-- START --
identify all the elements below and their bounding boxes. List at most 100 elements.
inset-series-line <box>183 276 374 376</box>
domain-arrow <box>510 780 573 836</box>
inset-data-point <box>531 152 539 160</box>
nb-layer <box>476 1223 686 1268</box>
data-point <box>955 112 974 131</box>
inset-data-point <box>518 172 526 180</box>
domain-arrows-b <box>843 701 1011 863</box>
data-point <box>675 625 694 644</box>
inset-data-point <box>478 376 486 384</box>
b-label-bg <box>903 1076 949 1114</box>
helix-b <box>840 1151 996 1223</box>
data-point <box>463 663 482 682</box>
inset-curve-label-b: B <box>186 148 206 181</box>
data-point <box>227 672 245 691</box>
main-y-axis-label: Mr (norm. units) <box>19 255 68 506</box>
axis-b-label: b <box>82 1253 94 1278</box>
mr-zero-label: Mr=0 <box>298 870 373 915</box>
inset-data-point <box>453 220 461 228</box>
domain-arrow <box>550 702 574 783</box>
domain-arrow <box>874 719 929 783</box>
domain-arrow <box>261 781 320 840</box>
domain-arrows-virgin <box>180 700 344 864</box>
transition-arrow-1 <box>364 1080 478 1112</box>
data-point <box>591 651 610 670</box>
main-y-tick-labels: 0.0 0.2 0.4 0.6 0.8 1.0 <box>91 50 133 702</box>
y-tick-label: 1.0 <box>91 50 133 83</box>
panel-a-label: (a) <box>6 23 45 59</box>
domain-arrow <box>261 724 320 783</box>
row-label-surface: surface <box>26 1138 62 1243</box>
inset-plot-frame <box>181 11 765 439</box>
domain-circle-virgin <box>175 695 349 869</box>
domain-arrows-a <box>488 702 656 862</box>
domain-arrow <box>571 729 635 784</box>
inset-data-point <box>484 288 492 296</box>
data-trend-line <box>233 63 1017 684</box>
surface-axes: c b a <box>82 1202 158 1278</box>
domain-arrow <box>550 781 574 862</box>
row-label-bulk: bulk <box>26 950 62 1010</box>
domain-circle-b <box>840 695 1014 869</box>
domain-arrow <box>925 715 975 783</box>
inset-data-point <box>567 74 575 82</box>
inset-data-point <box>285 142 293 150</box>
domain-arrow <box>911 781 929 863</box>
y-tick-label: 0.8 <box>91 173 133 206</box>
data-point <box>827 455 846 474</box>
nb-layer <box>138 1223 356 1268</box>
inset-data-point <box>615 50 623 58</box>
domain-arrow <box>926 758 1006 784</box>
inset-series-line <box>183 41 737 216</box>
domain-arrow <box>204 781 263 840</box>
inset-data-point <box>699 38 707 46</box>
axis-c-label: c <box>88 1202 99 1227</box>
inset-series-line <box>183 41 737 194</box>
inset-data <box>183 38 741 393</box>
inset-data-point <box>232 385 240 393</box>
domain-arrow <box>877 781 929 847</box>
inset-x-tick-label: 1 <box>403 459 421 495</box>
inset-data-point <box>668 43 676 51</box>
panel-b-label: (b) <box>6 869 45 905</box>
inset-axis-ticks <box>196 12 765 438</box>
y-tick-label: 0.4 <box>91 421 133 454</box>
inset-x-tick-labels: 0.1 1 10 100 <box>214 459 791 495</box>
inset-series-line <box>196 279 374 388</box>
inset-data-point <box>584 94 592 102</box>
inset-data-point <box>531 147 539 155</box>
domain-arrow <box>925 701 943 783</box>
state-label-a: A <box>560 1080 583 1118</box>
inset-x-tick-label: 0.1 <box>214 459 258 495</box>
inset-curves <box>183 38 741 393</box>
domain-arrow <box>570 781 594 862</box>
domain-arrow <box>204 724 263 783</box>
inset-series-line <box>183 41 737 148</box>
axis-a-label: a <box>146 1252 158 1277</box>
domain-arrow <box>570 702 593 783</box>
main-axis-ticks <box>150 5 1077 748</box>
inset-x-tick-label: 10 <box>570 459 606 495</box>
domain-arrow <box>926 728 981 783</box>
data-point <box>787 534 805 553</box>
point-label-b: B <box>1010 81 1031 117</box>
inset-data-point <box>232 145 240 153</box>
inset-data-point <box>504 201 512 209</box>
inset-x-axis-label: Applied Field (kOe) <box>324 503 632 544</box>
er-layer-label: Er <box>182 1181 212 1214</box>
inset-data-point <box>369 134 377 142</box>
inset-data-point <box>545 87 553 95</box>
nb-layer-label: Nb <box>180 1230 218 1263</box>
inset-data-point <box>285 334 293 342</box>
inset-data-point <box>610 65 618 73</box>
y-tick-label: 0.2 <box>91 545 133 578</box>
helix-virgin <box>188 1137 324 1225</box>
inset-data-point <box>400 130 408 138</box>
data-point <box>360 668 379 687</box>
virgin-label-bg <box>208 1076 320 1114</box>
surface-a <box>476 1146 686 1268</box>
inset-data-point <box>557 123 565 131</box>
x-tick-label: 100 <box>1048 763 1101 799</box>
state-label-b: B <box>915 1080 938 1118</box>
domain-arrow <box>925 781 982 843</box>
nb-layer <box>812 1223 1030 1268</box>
-- END --
Task: Copy out each line of the records above that contains the string "circle".

Exercise result:
domain-circle-virgin <box>175 695 349 869</box>
domain-circle-b <box>840 695 1014 869</box>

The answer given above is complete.